What is expected —
The listing below must be repeated word for word, with its images excluded.

Entries from a visual dataset:

_____

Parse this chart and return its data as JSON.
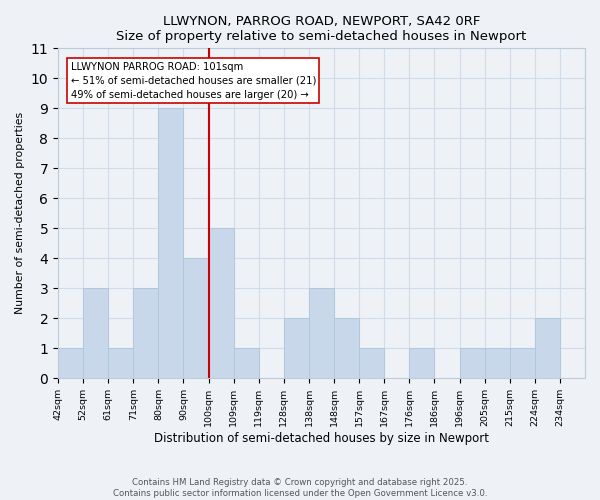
{
  "title": "LLWYNON, PARROG ROAD, NEWPORT, SA42 0RF",
  "subtitle": "Size of property relative to semi-detached houses in Newport",
  "xlabel": "Distribution of semi-detached houses by size in Newport",
  "ylabel": "Number of semi-detached properties",
  "bin_labels": [
    "42sqm",
    "52sqm",
    "61sqm",
    "71sqm",
    "80sqm",
    "90sqm",
    "100sqm",
    "109sqm",
    "119sqm",
    "128sqm",
    "138sqm",
    "148sqm",
    "157sqm",
    "167sqm",
    "176sqm",
    "186sqm",
    "196sqm",
    "205sqm",
    "215sqm",
    "224sqm",
    "234sqm"
  ],
  "counts": [
    1,
    3,
    1,
    3,
    9,
    4,
    5,
    1,
    0,
    2,
    3,
    2,
    1,
    0,
    1,
    0,
    1,
    1,
    1,
    2,
    0
  ],
  "bar_color": "#c8d8ea",
  "bar_edgecolor": "#b0c8dc",
  "grid_color": "#d0dce8",
  "vline_bin": 6,
  "vline_color": "#cc0000",
  "annotation_title": "LLWYNON PARROG ROAD: 101sqm",
  "annotation_line1": "← 51% of semi-detached houses are smaller (21)",
  "annotation_line2": "49% of semi-detached houses are larger (20) →",
  "annotation_box_edgecolor": "#cc0000",
  "ylim": [
    0,
    11
  ],
  "yticks": [
    0,
    1,
    2,
    3,
    4,
    5,
    6,
    7,
    8,
    9,
    10,
    11
  ],
  "footnote1": "Contains HM Land Registry data © Crown copyright and database right 2025.",
  "footnote2": "Contains public sector information licensed under the Open Government Licence v3.0.",
  "bg_color": "#eef2f7",
  "plot_bg_color": "#eef2f7"
}
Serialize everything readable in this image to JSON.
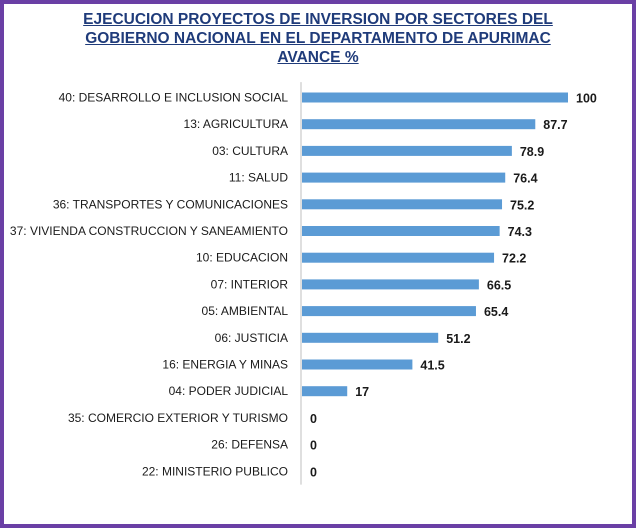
{
  "chart_data": {
    "type": "bar",
    "orientation": "horizontal",
    "title_lines": [
      "EJECUCION PROYECTOS DE INVERSION POR SECTORES DEL",
      "GOBIERNO NACIONAL  EN EL DEPARTAMENTO DE APURIMAC",
      "AVANCE %"
    ],
    "categories": [
      "40: DESARROLLO E INCLUSION SOCIAL",
      "13: AGRICULTURA",
      "03: CULTURA",
      "11: SALUD",
      "36: TRANSPORTES Y COMUNICACIONES",
      "37: VIVIENDA CONSTRUCCION Y SANEAMIENTO",
      "10: EDUCACION",
      "07: INTERIOR",
      "05: AMBIENTAL",
      "06: JUSTICIA",
      "16: ENERGIA Y MINAS",
      "04: PODER JUDICIAL",
      "35: COMERCIO EXTERIOR Y TURISMO",
      "26: DEFENSA",
      "22: MINISTERIO PUBLICO"
    ],
    "values": [
      100,
      87.7,
      78.9,
      76.4,
      75.2,
      74.3,
      72.2,
      66.5,
      65.4,
      51.2,
      41.5,
      17,
      0,
      0,
      0
    ],
    "value_labels": [
      "100",
      "87.7",
      "78.9",
      "76.4",
      "75.2",
      "74.3",
      "72.2",
      "66.5",
      "65.4",
      "51.2",
      "41.5",
      "17",
      "0",
      "0",
      "0"
    ],
    "xlim": [
      0,
      100
    ],
    "grid": false,
    "legend": "none",
    "colors": {
      "bar": "#5b9bd5",
      "title": "#1f3b7a",
      "frame": "#6a3fa5",
      "axis": "#bfbfbf"
    }
  }
}
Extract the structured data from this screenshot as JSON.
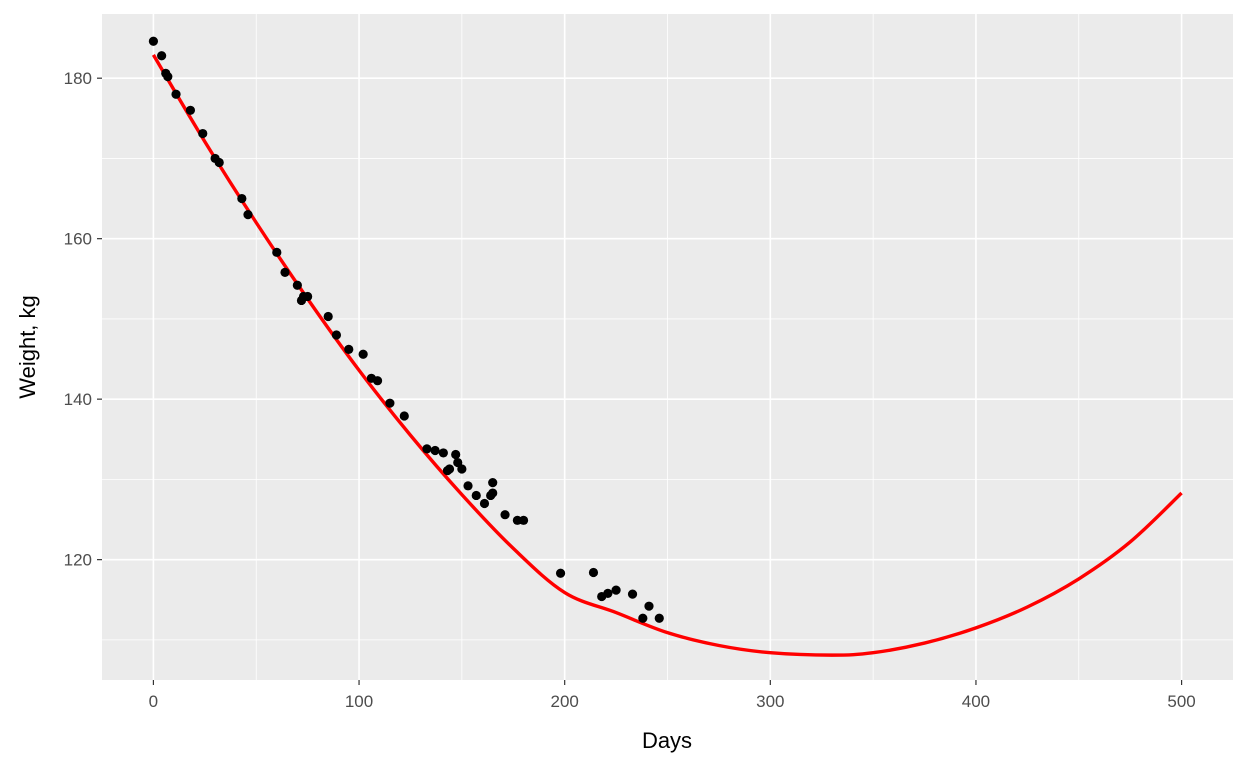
{
  "chart_data": {
    "type": "scatter",
    "title": "",
    "xlabel": "Days",
    "ylabel": "Weight, kg",
    "xlim": [
      -25,
      525
    ],
    "ylim": [
      105,
      188
    ],
    "x_ticks": [
      0,
      100,
      200,
      300,
      400,
      500
    ],
    "x_tick_labels": [
      "0",
      "100",
      "200",
      "300",
      "400",
      "500"
    ],
    "y_ticks": [
      120,
      140,
      160,
      180
    ],
    "y_tick_labels": [
      "120",
      "140",
      "160",
      "180"
    ],
    "grid": true,
    "legend": "none",
    "colors": {
      "panel_background": "#ebebeb",
      "grid": "#ffffff",
      "points": "#000000",
      "fit_line": "#ff0000"
    },
    "series": [
      {
        "kind": "points",
        "x": [
          0,
          4,
          6,
          7,
          11,
          18,
          24,
          30,
          32,
          43,
          46,
          60,
          64,
          70,
          72,
          73,
          75,
          85,
          89,
          95,
          102,
          106,
          109,
          115,
          122,
          133,
          137,
          141,
          143,
          144,
          147,
          148,
          150,
          153,
          157,
          161,
          164,
          165,
          165,
          171,
          177,
          180,
          198,
          214,
          218,
          221,
          225,
          233,
          238,
          241,
          246
        ],
        "y": [
          184.6,
          182.8,
          180.6,
          180.2,
          178.0,
          176.0,
          173.1,
          170.0,
          169.5,
          165.0,
          163.0,
          158.3,
          155.8,
          154.2,
          152.3,
          152.8,
          152.8,
          150.3,
          148.0,
          146.2,
          145.6,
          142.6,
          142.3,
          139.5,
          137.9,
          133.8,
          133.6,
          133.3,
          131.1,
          131.3,
          133.1,
          132.1,
          131.3,
          129.2,
          128.0,
          127.0,
          128.0,
          128.3,
          129.6,
          125.6,
          124.9,
          124.9,
          118.3,
          118.4,
          115.4,
          115.8,
          116.2,
          115.7,
          112.7,
          114.2,
          112.7
        ]
      },
      {
        "kind": "fit_line",
        "x": [
          0,
          25,
          50,
          75,
          100,
          125,
          150,
          175,
          200,
          225,
          250,
          275,
          300,
          330,
          350,
          375,
          400,
          425,
          450,
          475,
          500
        ],
        "y": [
          182.9,
          172.1,
          162.0,
          152.5,
          143.6,
          135.5,
          128.1,
          121.4,
          115.9,
          113.4,
          110.9,
          109.3,
          108.4,
          108.1,
          108.4,
          109.6,
          111.5,
          114.1,
          117.6,
          122.2,
          128.3
        ]
      }
    ]
  }
}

_____

Worked solution —
Parse this chart and return its data as JSON.
{
  "title": "LLWYNON, PARROG ROAD, NEWPORT, SA42 0RF",
  "subtitle": "Size of property relative to semi-detached houses in Newport",
  "xlabel": "Distribution of semi-detached houses by size in Newport",
  "ylabel": "Number of semi-detached properties",
  "bin_labels": [
    "42sqm",
    "52sqm",
    "61sqm",
    "71sqm",
    "80sqm",
    "90sqm",
    "100sqm",
    "109sqm",
    "119sqm",
    "128sqm",
    "138sqm",
    "148sqm",
    "157sqm",
    "167sqm",
    "176sqm",
    "186sqm",
    "196sqm",
    "205sqm",
    "215sqm",
    "224sqm",
    "234sqm"
  ],
  "counts": [
    1,
    3,
    1,
    3,
    9,
    4,
    5,
    1,
    0,
    2,
    3,
    2,
    1,
    0,
    1,
    0,
    1,
    1,
    1,
    2,
    0
  ],
  "bar_color": "#c8d8ea",
  "bar_edgecolor": "#b0c8dc",
  "grid_color": "#d0dce8",
  "vline_bin": 6,
  "vline_color": "#cc0000",
  "annotation_title": "LLWYNON PARROG ROAD: 101sqm",
  "annotation_line1": "← 51% of semi-detached houses are smaller (21)",
  "annotation_line2": "49% of semi-detached houses are larger (20) →",
  "annotation_box_edgecolor": "#cc0000",
  "ylim": [
    0,
    11
  ],
  "yticks": [
    0,
    1,
    2,
    3,
    4,
    5,
    6,
    7,
    8,
    9,
    10,
    11
  ],
  "footnote1": "Contains HM Land Registry data © Crown copyright and database right 2025.",
  "footnote2": "Contains public sector information licensed under the Open Government Licence v3.0.",
  "bg_color": "#eef2f7",
  "plot_bg_color": "#eef2f7"
}
Serialize everything readable in this image to JSON.
{
  "chart_data": {
    "type": "bar",
    "orientation": "horizontal",
    "title_lines": [
      "EJECUCION PROYECTOS DE INVERSION POR SECTORES DEL",
      "GOBIERNO NACIONAL  EN EL DEPARTAMENTO DE APURIMAC",
      "AVANCE %"
    ],
    "categories": [
      "40: DESARROLLO E INCLUSION SOCIAL",
      "13: AGRICULTURA",
      "03: CULTURA",
      "11: SALUD",
      "36: TRANSPORTES Y COMUNICACIONES",
      "37: VIVIENDA CONSTRUCCION Y SANEAMIENTO",
      "10: EDUCACION",
      "07: INTERIOR",
      "05: AMBIENTAL",
      "06: JUSTICIA",
      "16: ENERGIA Y MINAS",
      "04: PODER JUDICIAL",
      "35: COMERCIO EXTERIOR Y TURISMO",
      "26: DEFENSA",
      "22: MINISTERIO PUBLICO"
    ],
    "values": [
      100,
      87.7,
      78.9,
      76.4,
      75.2,
      74.3,
      72.2,
      66.5,
      65.4,
      51.2,
      41.5,
      17,
      0,
      0,
      0
    ],
    "value_labels": [
      "100",
      "87.7",
      "78.9",
      "76.4",
      "75.2",
      "74.3",
      "72.2",
      "66.5",
      "65.4",
      "51.2",
      "41.5",
      "17",
      "0",
      "0",
      "0"
    ],
    "xlim": [
      0,
      100
    ],
    "grid": false,
    "legend": "none",
    "colors": {
      "bar": "#5b9bd5",
      "title": "#1f3b7a",
      "frame": "#6a3fa5",
      "axis": "#bfbfbf"
    }
  }
}
Extract the structured data from this screenshot as JSON.
{
  "chart_data": {
    "type": "scatter",
    "title": "",
    "xlabel": "Days",
    "ylabel": "Weight, kg",
    "xlim": [
      -25,
      525
    ],
    "ylim": [
      105,
      188
    ],
    "x_ticks": [
      0,
      100,
      200,
      300,
      400,
      500
    ],
    "x_tick_labels": [
      "0",
      "100",
      "200",
      "300",
      "400",
      "500"
    ],
    "y_ticks": [
      120,
      140,
      160,
      180
    ],
    "y_tick_labels": [
      "120",
      "140",
      "160",
      "180"
    ],
    "grid": true,
    "legend": "none",
    "colors": {
      "panel_background": "#ebebeb",
      "grid": "#ffffff",
      "points": "#000000",
      "fit_line": "#ff0000"
    },
    "series": [
      {
        "kind": "points",
        "x": [
          0,
          4,
          6,
          7,
          11,
          18,
          24,
          30,
          32,
          43,
          46,
          60,
          64,
          70,
          72,
          73,
          75,
          85,
          89,
          95,
          102,
          106,
          109,
          115,
          122,
          133,
          137,
          141,
          143,
          144,
          147,
          148,
          150,
          153,
          157,
          161,
          164,
          165,
          165,
          171,
          177,
          180,
          198,
          214,
          218,
          221,
          225,
          233,
          238,
          241,
          246
        ],
        "y": [
          184.6,
          182.8,
          180.6,
          180.2,
          178.0,
          176.0,
          173.1,
          170.0,
          169.5,
          165.0,
          163.0,
          158.3,
          155.8,
          154.2,
          152.3,
          152.8,
          152.8,
          150.3,
          148.0,
          146.2,
          145.6,
          142.6,
          142.3,
          139.5,
          137.9,
          133.8,
          133.6,
          133.3,
          131.1,
          131.3,
          133.1,
          132.1,
          131.3,
          129.2,
          128.0,
          127.0,
          128.0,
          128.3,
          129.6,
          125.6,
          124.9,
          124.9,
          118.3,
          118.4,
          115.4,
          115.8,
          116.2,
          115.7,
          112.7,
          114.2,
          112.7
        ]
      },
      {
        "kind": "fit_line",
        "x": [
          0,
          25,
          50,
          75,
          100,
          125,
          150,
          175,
          200,
          225,
          250,
          275,
          300,
          330,
          350,
          375,
          400,
          425,
          450,
          475,
          500
        ],
        "y": [
          182.9,
          172.1,
          162.0,
          152.5,
          143.6,
          135.5,
          128.1,
          121.4,
          115.9,
          113.4,
          110.9,
          109.3,
          108.4,
          108.1,
          108.4,
          109.6,
          111.5,
          114.1,
          117.6,
          122.2,
          128.3
        ]
      }
    ]
  }
}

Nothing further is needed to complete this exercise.